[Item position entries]
#####
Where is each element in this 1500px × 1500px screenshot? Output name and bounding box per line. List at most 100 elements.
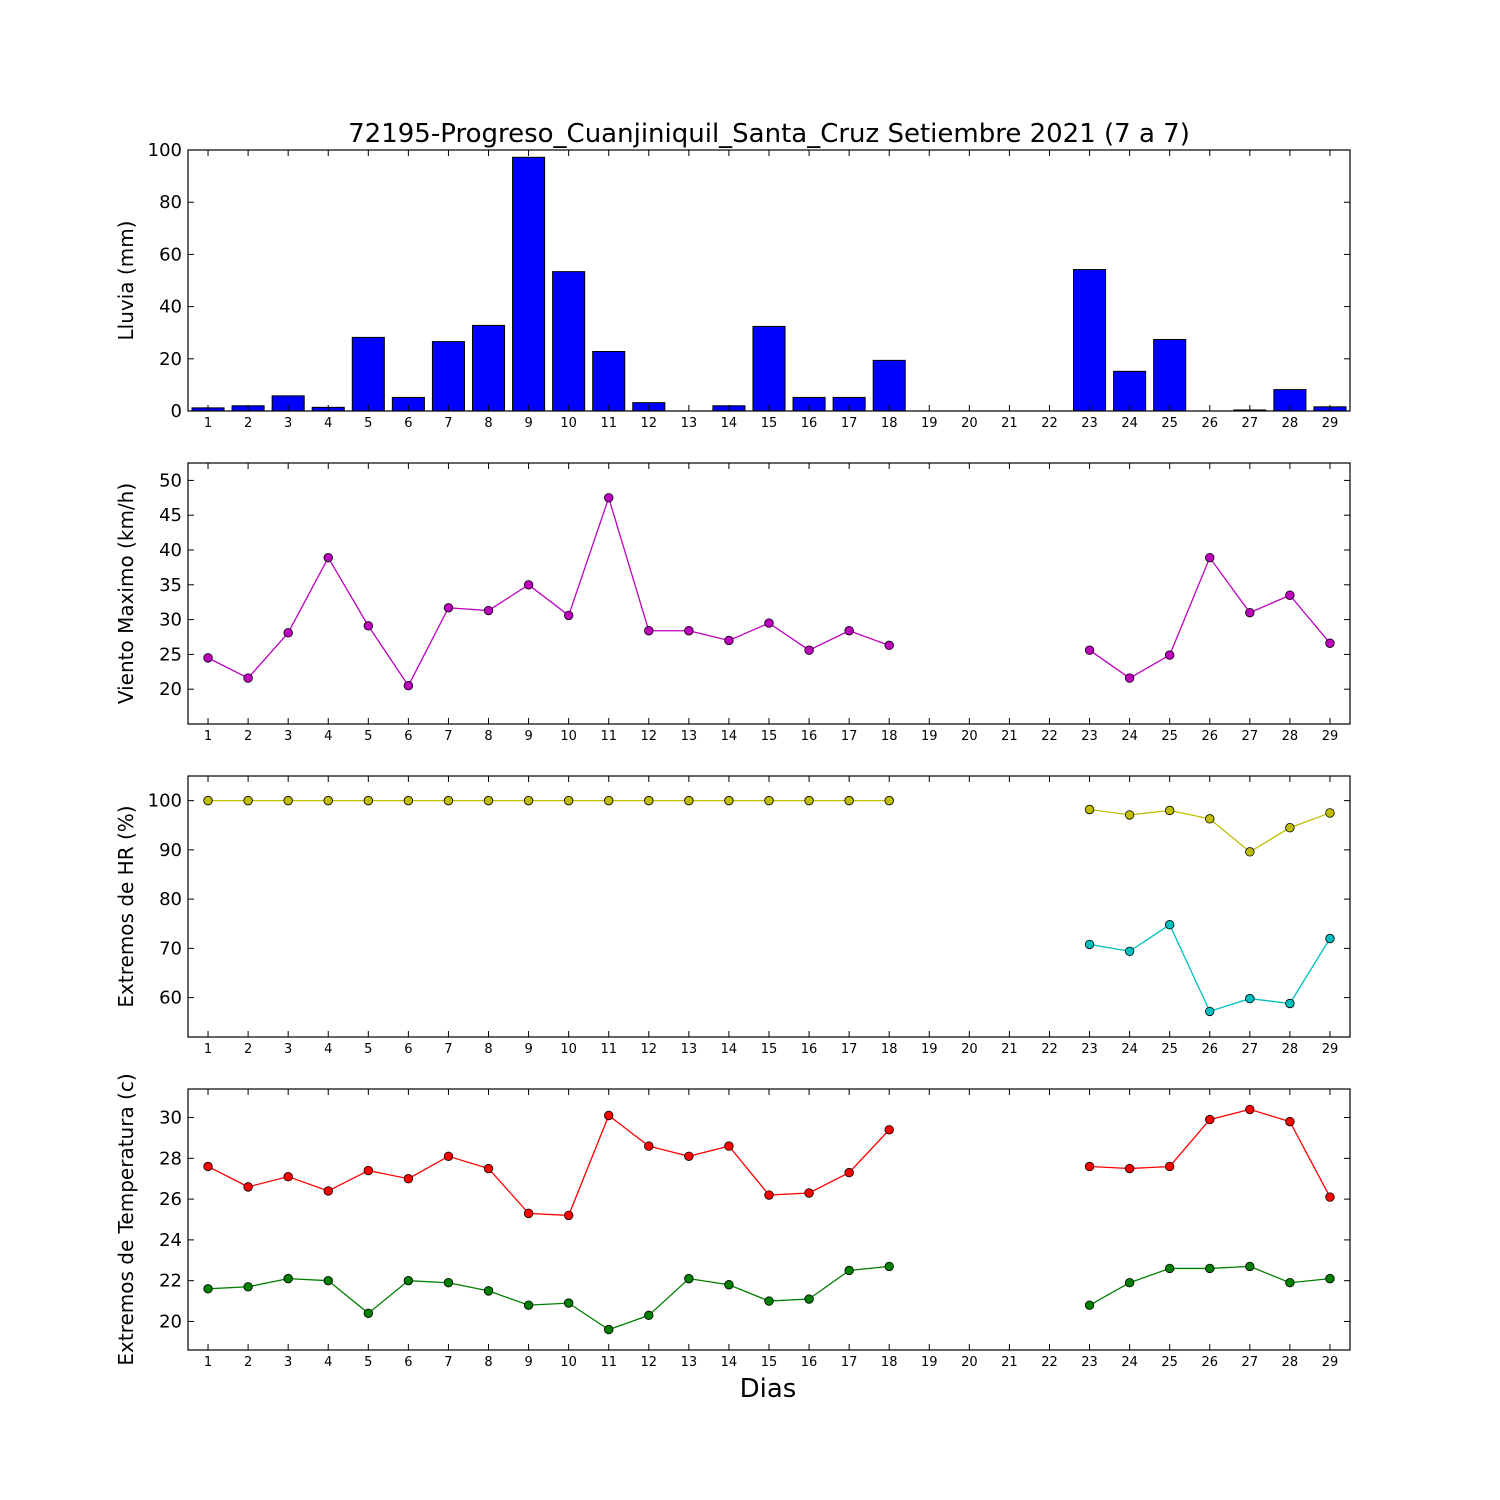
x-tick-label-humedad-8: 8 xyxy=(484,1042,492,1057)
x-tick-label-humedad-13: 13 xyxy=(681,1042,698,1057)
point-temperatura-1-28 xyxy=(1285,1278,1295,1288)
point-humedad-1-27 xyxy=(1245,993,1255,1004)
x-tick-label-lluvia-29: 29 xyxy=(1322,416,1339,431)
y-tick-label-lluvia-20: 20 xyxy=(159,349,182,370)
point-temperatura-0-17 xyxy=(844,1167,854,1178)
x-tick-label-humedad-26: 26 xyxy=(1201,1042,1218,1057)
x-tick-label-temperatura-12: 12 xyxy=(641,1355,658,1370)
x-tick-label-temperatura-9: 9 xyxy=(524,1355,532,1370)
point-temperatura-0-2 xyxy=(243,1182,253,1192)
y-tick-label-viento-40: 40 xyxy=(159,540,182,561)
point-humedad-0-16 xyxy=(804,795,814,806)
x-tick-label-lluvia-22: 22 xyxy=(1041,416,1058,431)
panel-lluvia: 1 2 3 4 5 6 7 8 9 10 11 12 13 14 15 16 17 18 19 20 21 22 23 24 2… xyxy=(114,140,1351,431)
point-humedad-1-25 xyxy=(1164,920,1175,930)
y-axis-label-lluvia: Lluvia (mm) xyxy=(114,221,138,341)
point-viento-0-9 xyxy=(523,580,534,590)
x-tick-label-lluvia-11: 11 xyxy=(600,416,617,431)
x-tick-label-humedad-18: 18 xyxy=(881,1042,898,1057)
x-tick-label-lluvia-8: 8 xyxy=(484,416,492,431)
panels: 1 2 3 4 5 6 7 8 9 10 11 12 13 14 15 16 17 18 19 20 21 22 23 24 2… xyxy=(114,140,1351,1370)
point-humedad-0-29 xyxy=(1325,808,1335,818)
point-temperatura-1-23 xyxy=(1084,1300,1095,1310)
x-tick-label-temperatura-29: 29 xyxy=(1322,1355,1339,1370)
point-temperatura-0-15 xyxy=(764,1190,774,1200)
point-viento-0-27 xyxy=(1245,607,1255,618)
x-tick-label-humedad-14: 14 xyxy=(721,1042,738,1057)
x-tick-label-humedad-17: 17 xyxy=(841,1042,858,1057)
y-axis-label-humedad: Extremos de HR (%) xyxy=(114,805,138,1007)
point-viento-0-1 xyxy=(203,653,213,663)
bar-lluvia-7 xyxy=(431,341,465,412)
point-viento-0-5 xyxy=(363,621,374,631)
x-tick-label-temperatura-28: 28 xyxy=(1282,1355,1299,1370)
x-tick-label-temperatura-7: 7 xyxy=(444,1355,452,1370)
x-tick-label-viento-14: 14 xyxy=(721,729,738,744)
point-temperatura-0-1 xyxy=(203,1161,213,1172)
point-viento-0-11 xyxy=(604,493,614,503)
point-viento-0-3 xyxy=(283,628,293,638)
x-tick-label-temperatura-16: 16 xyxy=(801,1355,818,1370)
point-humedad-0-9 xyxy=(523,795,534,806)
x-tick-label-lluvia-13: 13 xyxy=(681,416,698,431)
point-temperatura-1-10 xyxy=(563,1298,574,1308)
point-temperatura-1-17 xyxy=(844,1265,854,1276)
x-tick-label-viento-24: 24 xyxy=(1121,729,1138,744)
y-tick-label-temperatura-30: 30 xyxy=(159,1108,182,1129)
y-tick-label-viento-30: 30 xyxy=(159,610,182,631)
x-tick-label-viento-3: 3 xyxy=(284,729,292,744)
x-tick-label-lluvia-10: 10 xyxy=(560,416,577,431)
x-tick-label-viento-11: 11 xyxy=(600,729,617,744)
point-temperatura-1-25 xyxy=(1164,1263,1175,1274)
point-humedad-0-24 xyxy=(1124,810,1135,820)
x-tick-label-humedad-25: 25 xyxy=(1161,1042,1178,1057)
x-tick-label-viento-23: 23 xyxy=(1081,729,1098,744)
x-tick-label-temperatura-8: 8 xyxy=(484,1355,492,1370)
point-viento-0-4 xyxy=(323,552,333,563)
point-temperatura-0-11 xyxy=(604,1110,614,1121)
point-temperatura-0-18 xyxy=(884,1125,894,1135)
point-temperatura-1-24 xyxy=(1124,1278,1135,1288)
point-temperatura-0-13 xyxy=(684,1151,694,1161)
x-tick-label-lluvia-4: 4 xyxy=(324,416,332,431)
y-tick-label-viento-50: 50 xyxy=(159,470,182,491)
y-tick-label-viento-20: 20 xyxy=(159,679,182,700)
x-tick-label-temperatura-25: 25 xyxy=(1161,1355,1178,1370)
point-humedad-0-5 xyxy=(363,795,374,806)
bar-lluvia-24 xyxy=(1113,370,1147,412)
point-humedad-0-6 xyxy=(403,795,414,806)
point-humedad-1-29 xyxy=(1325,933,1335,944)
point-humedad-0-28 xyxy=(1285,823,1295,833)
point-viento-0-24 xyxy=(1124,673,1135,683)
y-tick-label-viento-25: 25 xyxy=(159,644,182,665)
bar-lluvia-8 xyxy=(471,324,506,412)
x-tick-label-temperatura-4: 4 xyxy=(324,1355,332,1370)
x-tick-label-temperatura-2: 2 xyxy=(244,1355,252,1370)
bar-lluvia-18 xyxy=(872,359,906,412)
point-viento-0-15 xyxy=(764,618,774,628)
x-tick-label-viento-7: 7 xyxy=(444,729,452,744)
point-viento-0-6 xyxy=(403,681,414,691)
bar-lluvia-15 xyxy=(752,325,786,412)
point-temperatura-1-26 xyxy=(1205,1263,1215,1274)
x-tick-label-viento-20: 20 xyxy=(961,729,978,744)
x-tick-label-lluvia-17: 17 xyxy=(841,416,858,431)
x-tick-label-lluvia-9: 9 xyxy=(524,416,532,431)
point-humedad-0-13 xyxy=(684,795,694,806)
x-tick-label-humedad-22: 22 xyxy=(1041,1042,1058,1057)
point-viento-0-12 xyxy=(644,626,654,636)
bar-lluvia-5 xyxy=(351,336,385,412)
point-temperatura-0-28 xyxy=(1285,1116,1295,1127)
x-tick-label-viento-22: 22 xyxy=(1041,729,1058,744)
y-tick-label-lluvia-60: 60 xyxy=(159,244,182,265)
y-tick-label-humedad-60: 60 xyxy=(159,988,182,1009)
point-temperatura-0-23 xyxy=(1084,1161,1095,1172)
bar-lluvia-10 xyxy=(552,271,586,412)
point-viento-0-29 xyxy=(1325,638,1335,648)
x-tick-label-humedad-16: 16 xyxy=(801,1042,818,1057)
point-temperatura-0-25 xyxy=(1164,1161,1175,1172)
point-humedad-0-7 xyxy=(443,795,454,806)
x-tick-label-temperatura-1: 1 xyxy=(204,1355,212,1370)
#####
◆ **SET PROBLEM**: Copy out the lines above, starting with the line that contains "x-tick-label-humedad-8: 8 xyxy=(484,1042,492,1057)" and ending with the line that contains "x-tick-label-temperatura-12: 12 xyxy=(641,1355,658,1370)", including both.

◆ **TASK SOLUTION**:
x-tick-label-humedad-8: 8 xyxy=(484,1042,492,1057)
x-tick-label-humedad-13: 13 xyxy=(681,1042,698,1057)
point-temperatura-1-28 xyxy=(1285,1278,1295,1288)
point-humedad-1-27 xyxy=(1245,993,1255,1004)
x-tick-label-lluvia-29: 29 xyxy=(1322,416,1339,431)
y-tick-label-lluvia-20: 20 xyxy=(159,349,182,370)
point-temperatura-0-17 xyxy=(844,1167,854,1178)
x-tick-label-humedad-26: 26 xyxy=(1201,1042,1218,1057)
x-tick-label-temperatura-12: 12 xyxy=(641,1355,658,1370)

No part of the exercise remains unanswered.